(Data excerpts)
※ ※ ※

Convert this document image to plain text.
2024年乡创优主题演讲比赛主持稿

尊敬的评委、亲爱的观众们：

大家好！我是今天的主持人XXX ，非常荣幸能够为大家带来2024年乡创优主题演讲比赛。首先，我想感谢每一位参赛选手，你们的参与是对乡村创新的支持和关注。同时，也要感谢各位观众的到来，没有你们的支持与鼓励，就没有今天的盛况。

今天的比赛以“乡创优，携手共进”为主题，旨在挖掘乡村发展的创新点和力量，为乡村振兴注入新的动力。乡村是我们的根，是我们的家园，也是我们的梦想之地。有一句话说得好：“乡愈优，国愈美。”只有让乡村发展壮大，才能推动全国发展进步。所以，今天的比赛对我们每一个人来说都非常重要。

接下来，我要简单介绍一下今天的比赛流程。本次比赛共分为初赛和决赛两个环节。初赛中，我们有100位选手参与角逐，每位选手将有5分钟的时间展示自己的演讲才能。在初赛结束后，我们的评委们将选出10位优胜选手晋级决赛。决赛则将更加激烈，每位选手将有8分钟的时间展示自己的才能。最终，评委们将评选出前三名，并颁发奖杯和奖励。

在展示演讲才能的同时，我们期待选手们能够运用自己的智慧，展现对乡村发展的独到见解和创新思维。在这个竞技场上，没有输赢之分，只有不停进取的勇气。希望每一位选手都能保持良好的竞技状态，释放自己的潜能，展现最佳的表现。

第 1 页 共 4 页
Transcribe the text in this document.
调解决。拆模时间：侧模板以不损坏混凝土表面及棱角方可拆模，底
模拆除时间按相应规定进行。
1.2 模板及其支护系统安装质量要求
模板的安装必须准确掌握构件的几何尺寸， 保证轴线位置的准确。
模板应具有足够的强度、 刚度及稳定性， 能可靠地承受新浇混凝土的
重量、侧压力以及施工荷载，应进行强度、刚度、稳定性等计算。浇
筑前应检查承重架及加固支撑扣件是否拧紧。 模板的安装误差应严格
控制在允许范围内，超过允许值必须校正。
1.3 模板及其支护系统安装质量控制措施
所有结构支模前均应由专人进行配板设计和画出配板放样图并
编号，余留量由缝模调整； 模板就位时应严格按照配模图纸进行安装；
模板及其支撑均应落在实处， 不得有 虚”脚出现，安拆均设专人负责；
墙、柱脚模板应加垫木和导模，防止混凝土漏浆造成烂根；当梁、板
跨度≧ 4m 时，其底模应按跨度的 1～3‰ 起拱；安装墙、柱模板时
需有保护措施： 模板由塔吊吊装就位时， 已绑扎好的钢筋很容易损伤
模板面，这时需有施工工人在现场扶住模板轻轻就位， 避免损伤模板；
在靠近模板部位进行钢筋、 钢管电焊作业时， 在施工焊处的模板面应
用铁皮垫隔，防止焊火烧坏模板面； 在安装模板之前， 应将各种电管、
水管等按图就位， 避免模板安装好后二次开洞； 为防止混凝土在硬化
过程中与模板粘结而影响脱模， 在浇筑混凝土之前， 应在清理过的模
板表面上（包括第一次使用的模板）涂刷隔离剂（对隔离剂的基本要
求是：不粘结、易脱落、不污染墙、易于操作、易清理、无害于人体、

※ ※ ※

* Work required
Extract each line from the listing above, please, and repeat it exactly.

* Exercise output
Convert this document image to plain text.
2024年乡创优主题演讲比赛主持稿

尊敬的评委、亲爱的观众们：

大家好！我是今天的主持人XXX ，非常荣幸能够为大家带来2024年乡创优主题演讲比赛。首先，我想感谢每一位参赛选手，你们的参与是对乡村创新的支持和关注。同时，也要感谢各位观众的到来，没有你们的支持与鼓励，就没有今天的盛况。

今天的比赛以“乡创优，携手共进”为主题，旨在挖掘乡村发展的创新点和力量，为乡村振兴注入新的动力。乡村是我们的根，是我们的家园，也是我们的梦想之地。有一句话说得好：“乡愈优，国愈美。”只有让乡村发展壮大，才能推动全国发展进步。所以，今天的比赛对我们每一个人来说都非常重要。

接下来，我要简单介绍一下今天的比赛流程。本次比赛共分为初赛和决赛两个环节。初赛中，我们有100位选手参与角逐，每位选手将有5分钟的时间展示自己的演讲才能。在初赛结束后，我们的评委们将选出10位优胜选手晋级决赛。决赛则将更加激烈，每位选手将有8分钟的时间展示自己的才能。最终，评委们将评选出前三名，并颁发奖杯和奖励。

在展示演讲才能的同时，我们期待选手们能够运用自己的智慧，展现对乡村发展的独到见解和创新思维。在这个竞技场上，没有输赢之分，只有不停进取的勇气。希望每一位选手都能保持良好的竞技状态，释放自己的潜能，展现最佳的表现。

第 1 页 共 4 页
Transcribe the text in this document.
调解决。拆模时间：侧模板以不损坏混凝土表面及棱角方可拆模，底
模拆除时间按相应规定进行。
1.2 模板及其支护系统安装质量要求
模板的安装必须准确掌握构件的几何尺寸， 保证轴线位置的准确。
模板应具有足够的强度、 刚度及稳定性， 能可靠地承受新浇混凝土的
重量、侧压力以及施工荷载，应进行强度、刚度、稳定性等计算。浇
筑前应检查承重架及加固支撑扣件是否拧紧。 模板的安装误差应严格
控制在允许范围内，超过允许值必须校正。
1.3 模板及其支护系统安装质量控制措施
所有结构支模前均应由专人进行配板设计和画出配板放样图并
编号，余留量由缝模调整； 模板就位时应严格按照配模图纸进行安装；
模板及其支撑均应落在实处， 不得有 虚”脚出现，安拆均设专人负责；
墙、柱脚模板应加垫木和导模，防止混凝土漏浆造成烂根；当梁、板
跨度≧ 4m 时，其底模应按跨度的 1～3‰ 起拱；安装墙、柱模板时
需有保护措施： 模板由塔吊吊装就位时， 已绑扎好的钢筋很容易损伤
模板面，这时需有施工工人在现场扶住模板轻轻就位， 避免损伤模板；
在靠近模板部位进行钢筋、 钢管电焊作业时， 在施工焊处的模板面应
用铁皮垫隔，防止焊火烧坏模板面； 在安装模板之前， 应将各种电管、
水管等按图就位， 避免模板安装好后二次开洞； 为防止混凝土在硬化
过程中与模板粘结而影响脱模， 在浇筑混凝土之前， 应在清理过的模
板表面上（包括第一次使用的模板）涂刷隔离剂（对隔离剂的基本要
求是：不粘结、易脱落、不污染墙、易于操作、易清理、无害于人体、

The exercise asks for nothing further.